Data provided
# # # # #

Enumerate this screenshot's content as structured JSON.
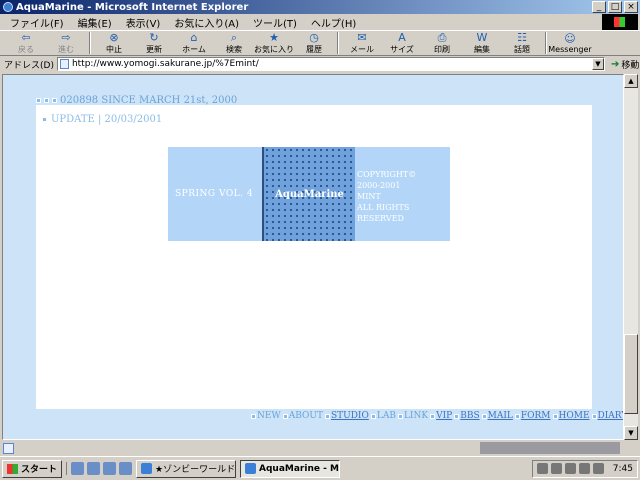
{
  "window": {
    "title": "AquaMarine - Microsoft Internet Explorer",
    "min_label": "_",
    "max_label": "□",
    "close_label": "×"
  },
  "menu": [
    "ファイル(F)",
    "編集(E)",
    "表示(V)",
    "お気に入り(A)",
    "ツール(T)",
    "ヘルプ(H)"
  ],
  "toolbar": [
    {
      "label": "戻る",
      "icon": "back-arrow-icon",
      "glyph": "⇦",
      "disabled": true
    },
    {
      "label": "進む",
      "icon": "forward-arrow-icon",
      "glyph": "⇨",
      "disabled": true
    },
    {
      "label": "中止",
      "icon": "stop-icon",
      "glyph": "⊗",
      "disabled": false
    },
    {
      "label": "更新",
      "icon": "refresh-icon",
      "glyph": "↻",
      "disabled": false
    },
    {
      "label": "ホーム",
      "icon": "home-icon",
      "glyph": "⌂",
      "disabled": false
    },
    {
      "label": "検索",
      "icon": "search-icon",
      "glyph": "⌕",
      "disabled": false
    },
    {
      "label": "お気に入り",
      "icon": "favorites-icon",
      "glyph": "★",
      "disabled": false
    },
    {
      "label": "履歴",
      "icon": "history-icon",
      "glyph": "◷",
      "disabled": false
    },
    {
      "label": "メール",
      "icon": "mail-icon",
      "glyph": "✉",
      "disabled": false
    },
    {
      "label": "サイズ",
      "icon": "font-size-icon",
      "glyph": "A",
      "disabled": false
    },
    {
      "label": "印刷",
      "icon": "print-icon",
      "glyph": "⎙",
      "disabled": false
    },
    {
      "label": "編集",
      "icon": "edit-icon",
      "glyph": "W",
      "disabled": false
    },
    {
      "label": "話題",
      "icon": "discuss-icon",
      "glyph": "☷",
      "disabled": false
    },
    {
      "label": "Messenger",
      "icon": "messenger-icon",
      "glyph": "☺",
      "disabled": false
    }
  ],
  "address": {
    "label": "アドレス(D)",
    "url": "http://www.yomogi.sakurane.jp/%7Emint/",
    "go_label": "移動"
  },
  "page": {
    "counter": "020898 SINCE MARCH 21st, 2000",
    "update": "UPDATE | 20/03/2001",
    "banner_left": "SPRING VOL. 4",
    "banner_mid": "AquaMarine",
    "banner_right": [
      "COPYRIGHT©",
      "2000-2001",
      "MINT",
      "ALL RIGHTS",
      "RESERVED"
    ],
    "nav": [
      {
        "label": "NEW",
        "active": false
      },
      {
        "label": "ABOUT",
        "active": false
      },
      {
        "label": "STUDIO",
        "active": true
      },
      {
        "label": "LAB",
        "active": false
      },
      {
        "label": "LINK",
        "active": false
      },
      {
        "label": "VIP",
        "active": true
      },
      {
        "label": "BBS",
        "active": true
      },
      {
        "label": "MAIL",
        "active": true
      },
      {
        "label": "FORM",
        "active": true
      },
      {
        "label": "HOME",
        "active": true
      },
      {
        "label": "DIARY",
        "active": true
      }
    ]
  },
  "taskbar": {
    "start_label": "スタート",
    "tasks": [
      {
        "label": "★ゾンビーワールド★ - Mi...",
        "active": false
      },
      {
        "label": "AquaMarine - Micro...",
        "active": true
      }
    ],
    "clock": "7:45"
  },
  "colors": {
    "page_bg": "#cde3f8",
    "link_light": "#6aa3d8",
    "link_active": "#3c74c2",
    "banner_light": "#b3d6f8",
    "banner_mid": "#6fa2dc"
  }
}
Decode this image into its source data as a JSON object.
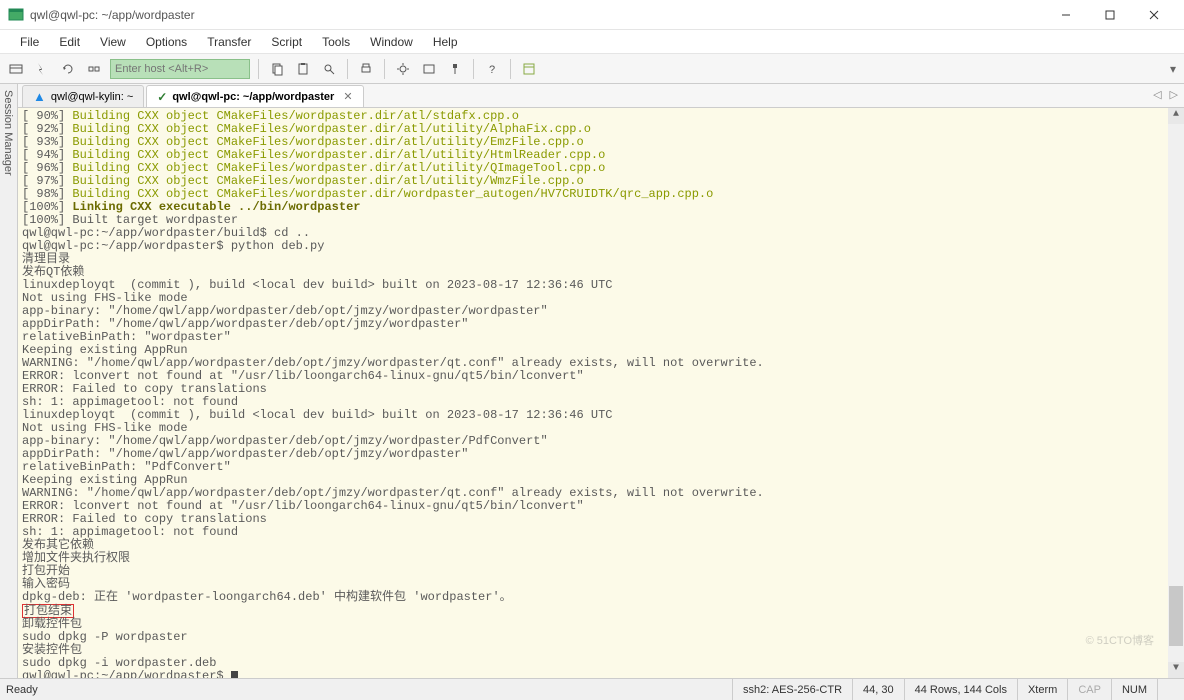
{
  "titlebar": {
    "text": "qwl@qwl-pc: ~/app/wordpaster"
  },
  "menus": [
    "File",
    "Edit",
    "View",
    "Options",
    "Transfer",
    "Script",
    "Tools",
    "Window",
    "Help"
  ],
  "host_placeholder": "Enter host <Alt+R>",
  "side_label": "Session Manager",
  "tabs": [
    {
      "label": "qwl@qwl-kylin: ~",
      "active": false,
      "indicator": "warn"
    },
    {
      "label": "qwl@qwl-pc: ~/app/wordpaster",
      "active": true,
      "indicator": "ok"
    }
  ],
  "term": {
    "build_lines": [
      {
        "pct": "90%",
        "txt": "Building CXX object CMakeFiles/wordpaster.dir/atl/stdafx.cpp.o"
      },
      {
        "pct": "92%",
        "txt": "Building CXX object CMakeFiles/wordpaster.dir/atl/utility/AlphaFix.cpp.o"
      },
      {
        "pct": "93%",
        "txt": "Building CXX object CMakeFiles/wordpaster.dir/atl/utility/EmzFile.cpp.o"
      },
      {
        "pct": "94%",
        "txt": "Building CXX object CMakeFiles/wordpaster.dir/atl/utility/HtmlReader.cpp.o"
      },
      {
        "pct": "96%",
        "txt": "Building CXX object CMakeFiles/wordpaster.dir/atl/utility/QImageTool.cpp.o"
      },
      {
        "pct": "97%",
        "txt": "Building CXX object CMakeFiles/wordpaster.dir/atl/utility/WmzFile.cpp.o"
      },
      {
        "pct": "98%",
        "txt": "Building CXX object CMakeFiles/wordpaster.dir/wordpaster_autogen/HV7CRUIDTK/qrc_app.cpp.o"
      }
    ],
    "link_line": {
      "pct": "100%",
      "txt": "Linking CXX executable ../bin/wordpaster"
    },
    "built_line": "[100%] Built target wordpaster",
    "prompt1": "qwl@qwl-pc:~/app/wordpaster/build$ cd ..",
    "prompt2": "qwl@qwl-pc:~/app/wordpaster$ python deb.py",
    "lines_cn1": "清理目录",
    "lines_cn2": "发布QT依赖",
    "linuxdeploy1": "linuxdeployqt  (commit ), build <local dev build> built on 2023-08-17 12:36:46 UTC",
    "fhs1": "Not using FHS-like mode",
    "appbin1": "app-binary: \"/home/qwl/app/wordpaster/deb/opt/jmzy/wordpaster/wordpaster\"",
    "appdir1": "appDirPath: \"/home/qwl/app/wordpaster/deb/opt/jmzy/wordpaster\"",
    "relbin1": "relativeBinPath: \"wordpaster\"",
    "keep1": "Keeping existing AppRun",
    "warn1": "WARNING: \"/home/qwl/app/wordpaster/deb/opt/jmzy/wordpaster/qt.conf\" already exists, will not overwrite.",
    "err1": "ERROR: lconvert not found at \"/usr/lib/loongarch64-linux-gnu/qt5/bin/lconvert\"",
    "err2": "ERROR: Failed to copy translations",
    "sh1": "sh: 1: appimagetool: not found",
    "linuxdeploy2": "linuxdeployqt  (commit ), build <local dev build> built on 2023-08-17 12:36:46 UTC",
    "fhs2": "Not using FHS-like mode",
    "appbin2": "app-binary: \"/home/qwl/app/wordpaster/deb/opt/jmzy/wordpaster/PdfConvert\"",
    "appdir2": "appDirPath: \"/home/qwl/app/wordpaster/deb/opt/jmzy/wordpaster\"",
    "relbin2": "relativeBinPath: \"PdfConvert\"",
    "keep2": "Keeping existing AppRun",
    "warn2": "WARNING: \"/home/qwl/app/wordpaster/deb/opt/jmzy/wordpaster/qt.conf\" already exists, will not overwrite.",
    "err3": "ERROR: lconvert not found at \"/usr/lib/loongarch64-linux-gnu/qt5/bin/lconvert\"",
    "err4": "ERROR: Failed to copy translations",
    "sh2": "sh: 1: appimagetool: not found",
    "cn3": "发布其它依赖",
    "cn4": "增加文件夹执行权限",
    "cn5": "打包开始",
    "cn6": "输入密码",
    "dpkg": "dpkg-deb: 正在 'wordpaster-loongarch64.deb' 中构建软件包 'wordpaster'。",
    "cn7": "打包结束",
    "cn8": "卸载控件包",
    "sudo1": "sudo dpkg -P wordpaster",
    "cn9": "安装控件包",
    "sudo2": "sudo dpkg -i wordpaster.deb",
    "prompt3": "qwl@qwl-pc:~/app/wordpaster$ "
  },
  "status": {
    "ready": "Ready",
    "conn": "ssh2: AES-256-CTR",
    "pos": "44,   30",
    "size": "44 Rows, 144 Cols",
    "term": "Xterm",
    "cap": "CAP",
    "num": "NUM"
  },
  "watermark": "© 51CTO博客"
}
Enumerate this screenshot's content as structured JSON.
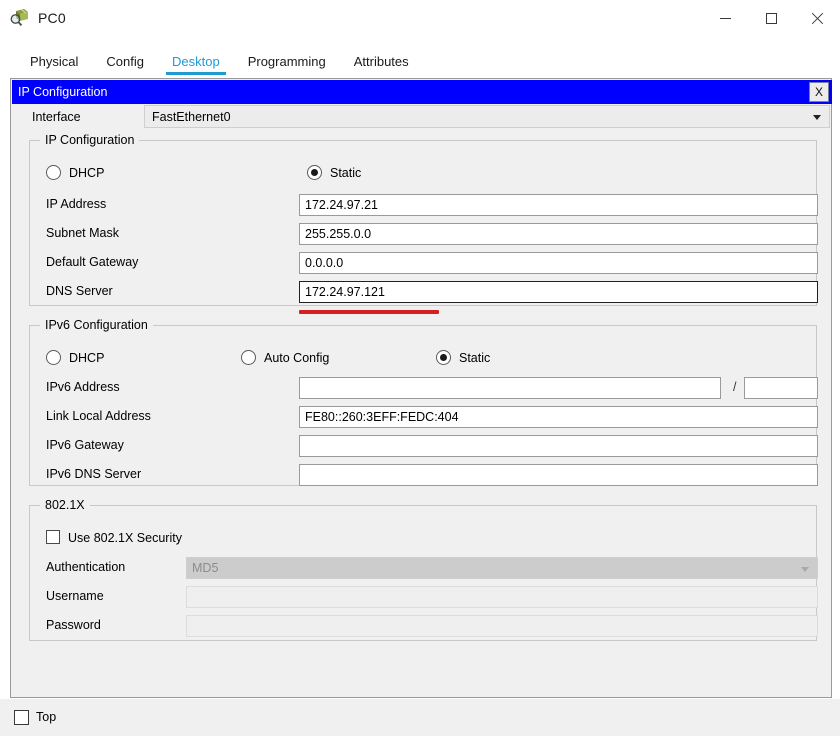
{
  "window": {
    "title": "PC0",
    "icon": "device-pc-icon",
    "buttons": {
      "minimize": "minimize-icon",
      "maximize": "maximize-icon",
      "close": "close-icon"
    }
  },
  "tabs": [
    {
      "label": "Physical",
      "active": false
    },
    {
      "label": "Config",
      "active": false
    },
    {
      "label": "Desktop",
      "active": true
    },
    {
      "label": "Programming",
      "active": false
    },
    {
      "label": "Attributes",
      "active": false
    }
  ],
  "dialog": {
    "title": "IP Configuration",
    "close_label": "X",
    "interface": {
      "label": "Interface",
      "value": "FastEthernet0"
    }
  },
  "ipv4": {
    "legend": "IP Configuration",
    "dhcp_label": "DHCP",
    "static_label": "Static",
    "mode": "static",
    "fields": [
      {
        "label": "IP Address",
        "value": "172.24.97.21"
      },
      {
        "label": "Subnet Mask",
        "value": "255.255.0.0"
      },
      {
        "label": "Default Gateway",
        "value": "0.0.0.0"
      },
      {
        "label": "DNS Server",
        "value": "172.24.97.121"
      }
    ]
  },
  "ipv6": {
    "legend": "IPv6 Configuration",
    "dhcp_label": "DHCP",
    "auto_label": "Auto Config",
    "static_label": "Static",
    "mode": "static",
    "address_label": "IPv6 Address",
    "address_value": "",
    "prefix_separator": "/",
    "prefix_value": "",
    "fields": [
      {
        "label": "Link Local Address",
        "value": "FE80::260:3EFF:FEDC:404"
      },
      {
        "label": "IPv6 Gateway",
        "value": ""
      },
      {
        "label": "IPv6 DNS Server",
        "value": ""
      }
    ]
  },
  "dot1x": {
    "legend": "802.1X",
    "use_security_label": "Use 802.1X Security",
    "use_security_checked": false,
    "auth_label": "Authentication",
    "auth_value": "MD5",
    "username_label": "Username",
    "username_value": "",
    "password_label": "Password",
    "password_value": ""
  },
  "footer": {
    "top_label": "Top",
    "top_checked": false
  },
  "colors": {
    "accent_tab": "#1f9ad2",
    "dialog_titlebar": "#0000ff",
    "annotation": "#d62020",
    "panel_bg": "#f0f0f0"
  }
}
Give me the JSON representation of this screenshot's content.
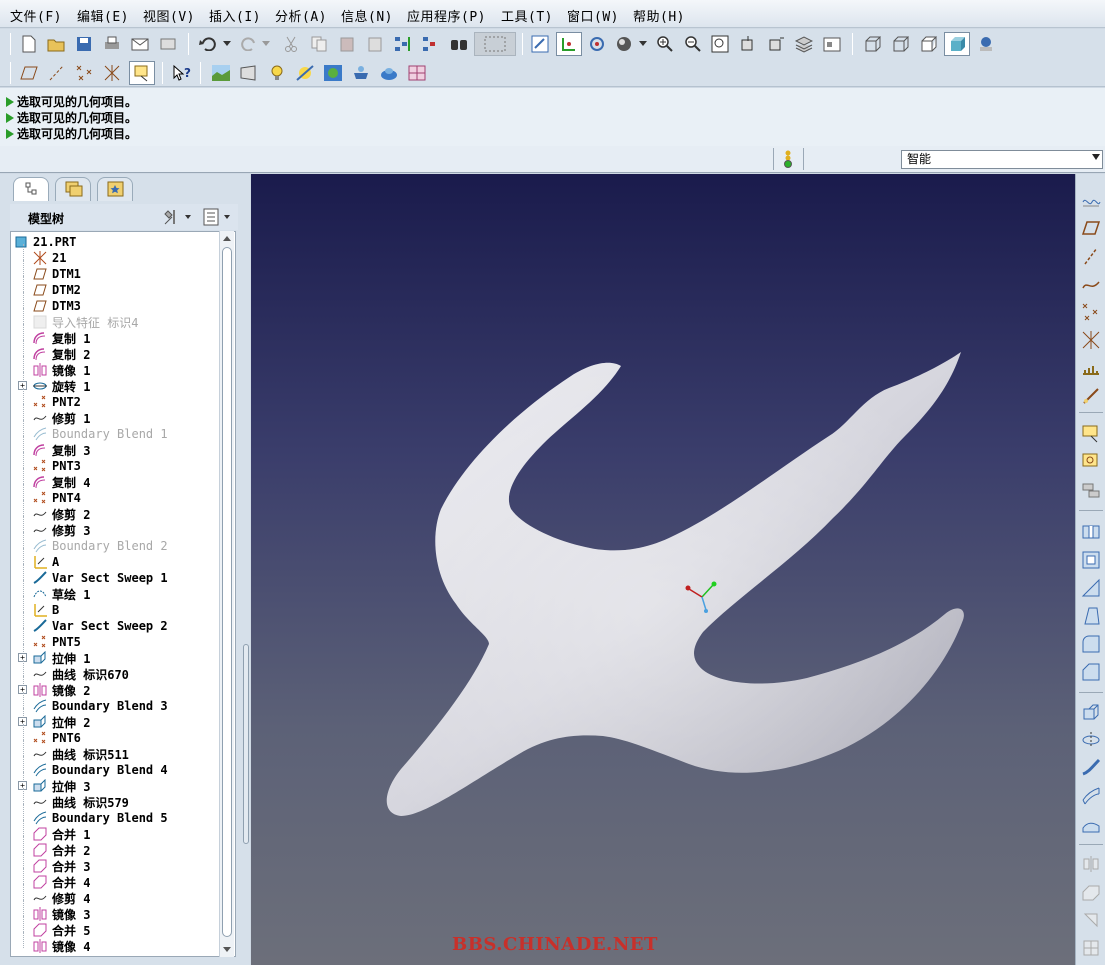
{
  "menu": [
    "文件(F)",
    "编辑(E)",
    "视图(V)",
    "插入(I)",
    "分析(A)",
    "信息(N)",
    "应用程序(P)",
    "工具(T)",
    "窗口(W)",
    "帮助(H)"
  ],
  "messages": [
    "选取可见的几何项目。",
    "选取可见的几何项目。",
    "选取可见的几何项目。"
  ],
  "filter": {
    "value": "智能"
  },
  "model_tree": {
    "title": "模型树",
    "nodes": [
      {
        "label": "21.PRT",
        "icon": "part-icon",
        "grey": false,
        "expand": false
      },
      {
        "label": "21",
        "icon": "csys-icon",
        "grey": false,
        "expand": false
      },
      {
        "label": "DTM1",
        "icon": "datum-plane-icon",
        "grey": false,
        "expand": false
      },
      {
        "label": "DTM2",
        "icon": "datum-plane-icon",
        "grey": false,
        "expand": false
      },
      {
        "label": "DTM3",
        "icon": "datum-plane-icon",
        "grey": false,
        "expand": false
      },
      {
        "label": "导入特征 标识4",
        "icon": "import-icon",
        "grey": true,
        "expand": false
      },
      {
        "label": "复制 1",
        "icon": "copy-icon",
        "grey": false,
        "expand": false
      },
      {
        "label": "复制 2",
        "icon": "copy-icon",
        "grey": false,
        "expand": false
      },
      {
        "label": "镜像 1",
        "icon": "mirror-icon",
        "grey": false,
        "expand": false
      },
      {
        "label": "旋转 1",
        "icon": "revolve-icon",
        "grey": false,
        "expand": true
      },
      {
        "label": "PNT2",
        "icon": "point-icon",
        "grey": false,
        "expand": false
      },
      {
        "label": "修剪 1",
        "icon": "trim-icon",
        "grey": false,
        "expand": false
      },
      {
        "label": "Boundary Blend 1",
        "icon": "boundary-blend-icon",
        "grey": true,
        "expand": false
      },
      {
        "label": "复制 3",
        "icon": "copy-icon",
        "grey": false,
        "expand": false
      },
      {
        "label": "PNT3",
        "icon": "point-icon",
        "grey": false,
        "expand": false
      },
      {
        "label": "复制 4",
        "icon": "copy-icon",
        "grey": false,
        "expand": false
      },
      {
        "label": "PNT4",
        "icon": "point-icon",
        "grey": false,
        "expand": false
      },
      {
        "label": "修剪 2",
        "icon": "trim-icon",
        "grey": false,
        "expand": false
      },
      {
        "label": "修剪 3",
        "icon": "trim-icon",
        "grey": false,
        "expand": false
      },
      {
        "label": "Boundary Blend 2",
        "icon": "boundary-blend-icon",
        "grey": true,
        "expand": false
      },
      {
        "label": "A",
        "icon": "datum-axis-icon",
        "grey": false,
        "expand": false
      },
      {
        "label": "Var Sect Sweep 1",
        "icon": "sweep-icon",
        "grey": false,
        "expand": false
      },
      {
        "label": "草绘 1",
        "icon": "sketch-icon",
        "grey": false,
        "expand": false
      },
      {
        "label": "B",
        "icon": "datum-axis-icon",
        "grey": false,
        "expand": false
      },
      {
        "label": "Var Sect Sweep 2",
        "icon": "sweep-icon",
        "grey": false,
        "expand": false
      },
      {
        "label": "PNT5",
        "icon": "point-icon",
        "grey": false,
        "expand": false
      },
      {
        "label": "拉伸 1",
        "icon": "extrude-icon",
        "grey": false,
        "expand": true
      },
      {
        "label": "曲线 标识670",
        "icon": "curve-icon",
        "grey": false,
        "expand": false
      },
      {
        "label": "镜像 2",
        "icon": "mirror-icon",
        "grey": false,
        "expand": true
      },
      {
        "label": "Boundary Blend 3",
        "icon": "boundary-blend-icon",
        "grey": false,
        "expand": false
      },
      {
        "label": "拉伸 2",
        "icon": "extrude-icon",
        "grey": false,
        "expand": true
      },
      {
        "label": "PNT6",
        "icon": "point-icon",
        "grey": false,
        "expand": false
      },
      {
        "label": "曲线 标识511",
        "icon": "curve-icon",
        "grey": false,
        "expand": false
      },
      {
        "label": "Boundary Blend 4",
        "icon": "boundary-blend-icon",
        "grey": false,
        "expand": false
      },
      {
        "label": "拉伸 3",
        "icon": "extrude-icon",
        "grey": false,
        "expand": true
      },
      {
        "label": "曲线 标识579",
        "icon": "curve-icon",
        "grey": false,
        "expand": false
      },
      {
        "label": "Boundary Blend 5",
        "icon": "boundary-blend-icon",
        "grey": false,
        "expand": false
      },
      {
        "label": "合并 1",
        "icon": "merge-icon",
        "grey": false,
        "expand": false
      },
      {
        "label": "合并 2",
        "icon": "merge-icon",
        "grey": false,
        "expand": false
      },
      {
        "label": "合并 3",
        "icon": "merge-icon",
        "grey": false,
        "expand": false
      },
      {
        "label": "合并 4",
        "icon": "merge-icon",
        "grey": false,
        "expand": false
      },
      {
        "label": "修剪 4",
        "icon": "trim-icon",
        "grey": false,
        "expand": false
      },
      {
        "label": "镜像 3",
        "icon": "mirror-icon",
        "grey": false,
        "expand": false
      },
      {
        "label": "合并 5",
        "icon": "merge-icon",
        "grey": false,
        "expand": false
      },
      {
        "label": "镜像 4",
        "icon": "mirror-icon",
        "grey": false,
        "expand": false
      }
    ]
  },
  "watermark": "BBS.CHINADE.NET",
  "colors": {
    "viewport_top": "#1a1b4c",
    "viewport_bottom": "#6c6f7a",
    "model": "#dcdce2",
    "watermark": "#c8302a",
    "message_arrow": "#2a9d2a"
  }
}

# # # # #

What to work on
Each line that holds the word "Configuration" is to be copied.

Correct answer
    "title": "IP Configuration",
    "legend": "IP Configuration",
    "legend": "IPv6 Configuration",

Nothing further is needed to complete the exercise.